Text excerpt -
# Nigdy nie jest tak jakby się chciało



## Baltic Sea

Hello all users again!

I would like to ask you what is the English for "Nigdy nie jest tak jakby się chciało". How about: "Things are never the way we want/would like them to be".

Thank you. The source: My imagination.


----------



## LilianaB

Yes. I think both are good.


----------



## Baltic Sea

Thank you, LilianaB.


----------



## dreamlike

Hi Baltic

You could also say "Things never go my way", which means roughly the same thing and in Polish translates as "Nigdy nic nie idzie po mojej myśli."


----------



## Baltic Sea

Thank you very much, Dreamlike.


----------



## radosna

Hi Baltic Sea!

Your translations are fine.  dreamlike's is also a good suggestion and very colloquial. Here are some other ways we'd commonly express that in English:

"It never turns out the way we'd like."  (or "It never turns out the way we'd like it to be.")
"It never turns out the way I want it to."
"It's never as I'd like it to be." 

You've got lots of choices!


----------



## Baltic Sea

Thank you very much, Radosna.


----------



## radosna

You're welcome, Baltic Sea!


----------



## Ben Jamin

radosna said:


> Hi Baltic Sea!
> 
> Your translations are fine.  dreamlike's is also a good suggestion and very colloquial. Here are some other ways we'd commonly express that in English:
> 
> "It never turns out the way we'd like."  (or "It never turns out the way we'd like it to be.")
> "It never turns out the way I want it to."
> "It's never as I'd like it to be."
> 
> You've got lots of choices!



I wonder if the translations using the “I form” are the most correct possible. The use of impersonal “się’” in Polish suggests that the speaker means it in general sense, about everybody, not only about himself (herself). Using “you” or “one” (which may be a little cumbersome) would be more faithful to the original in my opinion.


----------



## LilianaB

Yes, I agree. I think a generic pronoun should be used (we, you, one).


----------



## radosna

Ben Jamin, I think you have a good point. In that case, however, "you" should probably also be avoided.  Although it can be -- and is often used in a generic sense, without a clear context, it can come across as rather personal.  "One" or "we" (as LilianaB has suggested) would be less personal. "One" would of course be the least personal of these options.


----------

What you will do - Retype the passage of the translation thread above that opens with the words containing "I wonder if" and closes with "(we, you, one).", keeping every character as it appears.

Source data -

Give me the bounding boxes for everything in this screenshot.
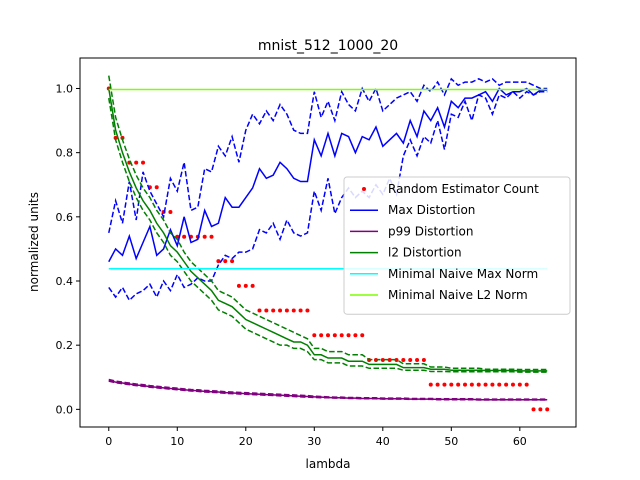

Answer to this exercise -
I wonder if the translations using the “I form” are the most correct possible. The use of impersonal “się’” in Polish suggests that the speaker means it in general sense, about everybody, not only about himself (herself). Using “you” or “one” (which may be a little cumbersome) would be more faithful to the original in my opinion.


----------



## LilianaB

Yes, I agree. I think a generic pronoun should be used (we, you, one).